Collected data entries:
===

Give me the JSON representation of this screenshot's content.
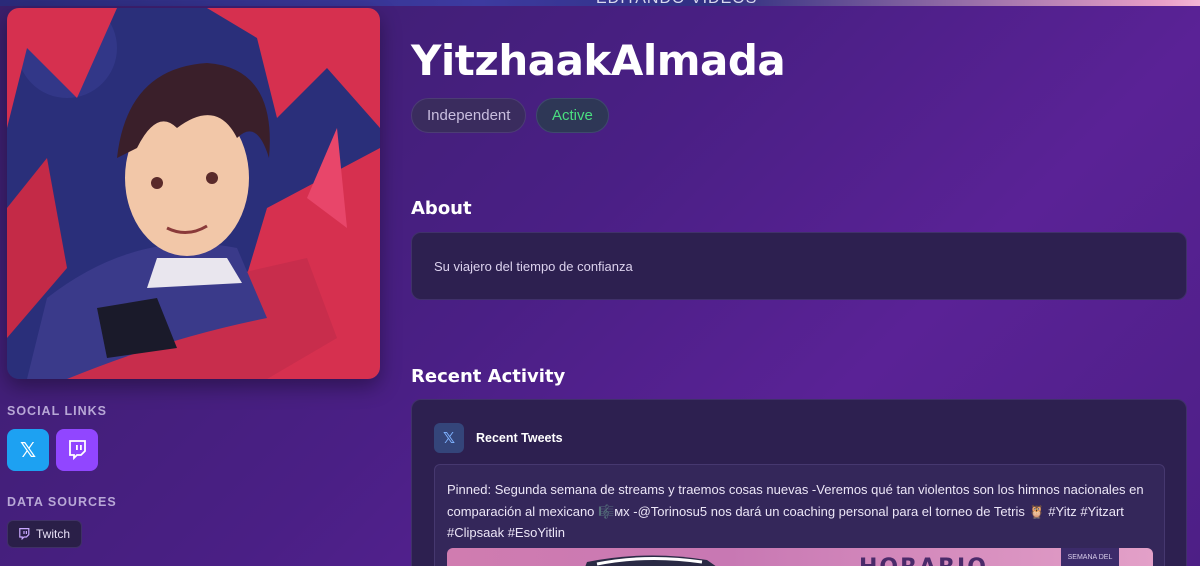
{
  "banner": {
    "text": "EDITANDO VIDEOS"
  },
  "profile": {
    "name": "YitzhaakAlmada",
    "badges": [
      {
        "label": "Independent"
      },
      {
        "label": "Active",
        "color": "#4ade80"
      }
    ]
  },
  "sidebar": {
    "social_label": "SOCIAL LINKS",
    "social_links": [
      {
        "icon": "x-logo-icon",
        "glyph": "𝕏",
        "color": "#1da1f2"
      },
      {
        "icon": "twitch-logo-icon",
        "color": "#9146ff"
      }
    ],
    "sources_label": "DATA SOURCES",
    "sources": [
      {
        "label": "Twitch",
        "icon": "twitch-icon"
      }
    ]
  },
  "about": {
    "heading": "About",
    "text": "Su viajero del tiempo de confianza"
  },
  "activity": {
    "heading": "Recent Activity",
    "tweets_title": "Recent Tweets",
    "tweets_icon": "𝕏",
    "pinned_tweet": "Pinned: Segunda semana de streams y traemos cosas nuevas -Veremos qué tan violentos son los himnos nacionales en comparación al mexicano 🎼ᴍx -@Torinosu5 nos dará un coaching personal para el torneo de Tetris 🦉 #Yitz #Yitzart #Clipsaak #EsoYitlin",
    "image_title": "HORARIO",
    "image_side": "SEMANA DEL"
  }
}
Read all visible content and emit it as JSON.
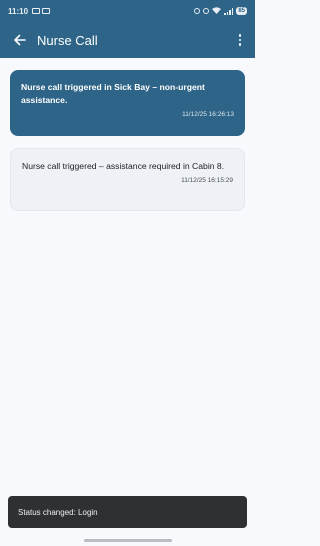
{
  "status_bar": {
    "time": "11:10",
    "battery": "85"
  },
  "app_bar": {
    "title": "Nurse Call",
    "back_icon": "arrow-left-icon",
    "menu_icon": "more-vertical-icon"
  },
  "notifications": [
    {
      "message": "Nurse call triggered in Sick Bay – non-urgent assistance.",
      "timestamp": "11/12/25 16:26:13",
      "highlighted": true
    },
    {
      "message": "Nurse call triggered – assistance required in Cabin 8.",
      "timestamp": "11/12/25 16:15:29",
      "highlighted": false
    }
  ],
  "snackbar": {
    "text": "Status changed: Login"
  },
  "colors": {
    "primary": "#2d6487",
    "background": "#f7f9fd",
    "card": "#eef1f5",
    "snackbar": "#2f3033"
  }
}
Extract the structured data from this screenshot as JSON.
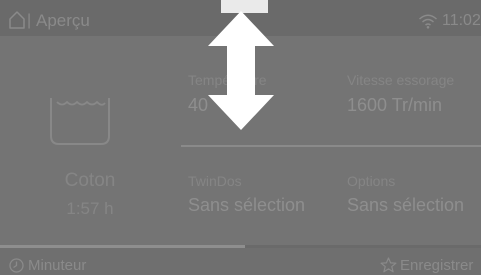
{
  "header": {
    "separator": "|",
    "title": "Aperçu",
    "time": "11:02"
  },
  "program": {
    "name": "Coton",
    "duration": "1:57  h"
  },
  "parameters": [
    {
      "label": "Température",
      "value": "40 °C"
    },
    {
      "label": "Vitesse essorage",
      "value": "1600 Tr/min"
    },
    {
      "label": "TwinDos",
      "value": "Sans sélection"
    },
    {
      "label": "Options",
      "value": "Sans sélection"
    }
  ],
  "progress": {
    "fraction": 0.51
  },
  "footer": {
    "timer_label": "Minuteur",
    "save_label": "Enregistrer"
  },
  "icons": {
    "home": "home-icon",
    "wifi": "wifi-icon",
    "tub": "wash-tub-icon",
    "timer": "clock-icon",
    "star": "star-icon",
    "scroll_hint": "double-arrow-vertical-icon"
  },
  "colors": {
    "overlay_arrow": "#ffffff",
    "screen_dimmed": "#747474"
  }
}
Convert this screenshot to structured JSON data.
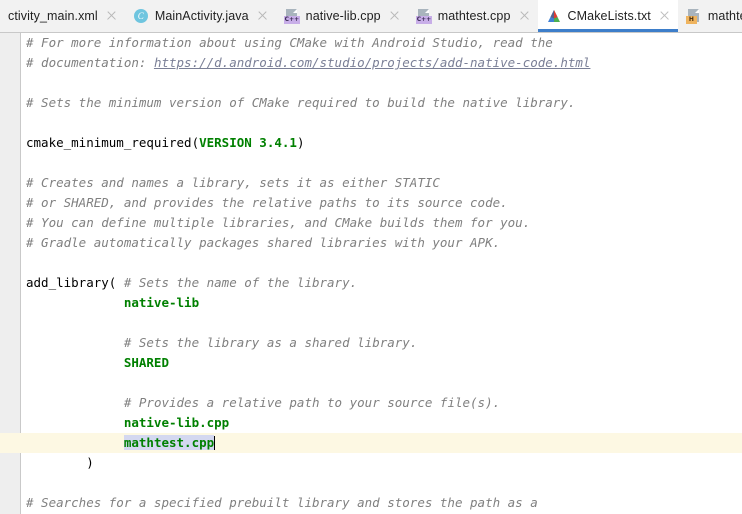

===

* **GIVEN INSTRUCTION**
Restate each of the entries above word for word and skip every image.

* **TASK SOLUTION**
Give me the JSON representation of this screenshot's content.
{
  "banner": {
    "text": "EDITANDO VIDEOS"
  },
  "profile": {
    "name": "YitzhaakAlmada",
    "badges": [
      {
        "label": "Independent"
      },
      {
        "label": "Active",
        "color": "#4ade80"
      }
    ]
  },
  "sidebar": {
    "social_label": "SOCIAL LINKS",
    "social_links": [
      {
        "icon": "x-logo-icon",
        "glyph": "𝕏",
        "color": "#1da1f2"
      },
      {
        "icon": "twitch-logo-icon",
        "color": "#9146ff"
      }
    ],
    "sources_label": "DATA SOURCES",
    "sources": [
      {
        "label": "Twitch",
        "icon": "twitch-icon"
      }
    ]
  },
  "about": {
    "heading": "About",
    "text": "Su viajero del tiempo de confianza"
  },
  "activity": {
    "heading": "Recent Activity",
    "tweets_title": "Recent Tweets",
    "tweets_icon": "𝕏",
    "pinned_tweet": "Pinned: Segunda semana de streams y traemos cosas nuevas -Veremos qué tan violentos son los himnos nacionales en comparación al mexicano 🎼ᴍx -@Torinosu5 nos dará un coaching personal para el torneo de Tetris 🦉 #Yitz #Yitzart #Clipsaak #EsoYitlin",
    "image_title": "HORARIO",
    "image_side": "SEMANA DEL"
  }
}
Read all visible content and emit it as JSON.
{
  "status_bar": {
    "time": "11:10",
    "battery": "85"
  },
  "app_bar": {
    "title": "Nurse Call",
    "back_icon": "arrow-left-icon",
    "menu_icon": "more-vertical-icon"
  },
  "notifications": [
    {
      "message": "Nurse call triggered in Sick Bay – non-urgent assistance.",
      "timestamp": "11/12/25 16:26:13",
      "highlighted": true
    },
    {
      "message": "Nurse call triggered – assistance required in Cabin 8.",
      "timestamp": "11/12/25 16:15:29",
      "highlighted": false
    }
  ],
  "snackbar": {
    "text": "Status changed: Login"
  },
  "colors": {
    "primary": "#2d6487",
    "background": "#f7f9fd",
    "card": "#eef1f5",
    "snackbar": "#2f3033"
  }
}
Extract the structured data from this screenshot as JSON.
{
  "header": {
    "separator": "|",
    "title": "Aperçu",
    "time": "11:02"
  },
  "program": {
    "name": "Coton",
    "duration": "1:57  h"
  },
  "parameters": [
    {
      "label": "Température",
      "value": "40 °C"
    },
    {
      "label": "Vitesse essorage",
      "value": "1600 Tr/min"
    },
    {
      "label": "TwinDos",
      "value": "Sans sélection"
    },
    {
      "label": "Options",
      "value": "Sans sélection"
    }
  ],
  "progress": {
    "fraction": 0.51
  },
  "footer": {
    "timer_label": "Minuteur",
    "save_label": "Enregistrer"
  },
  "icons": {
    "home": "home-icon",
    "wifi": "wifi-icon",
    "tub": "wash-tub-icon",
    "timer": "clock-icon",
    "star": "star-icon",
    "scroll_hint": "double-arrow-vertical-icon"
  },
  "colors": {
    "overlay_arrow": "#ffffff",
    "screen_dimmed": "#747474"
  }
}
Convert this screenshot to structured JSON data.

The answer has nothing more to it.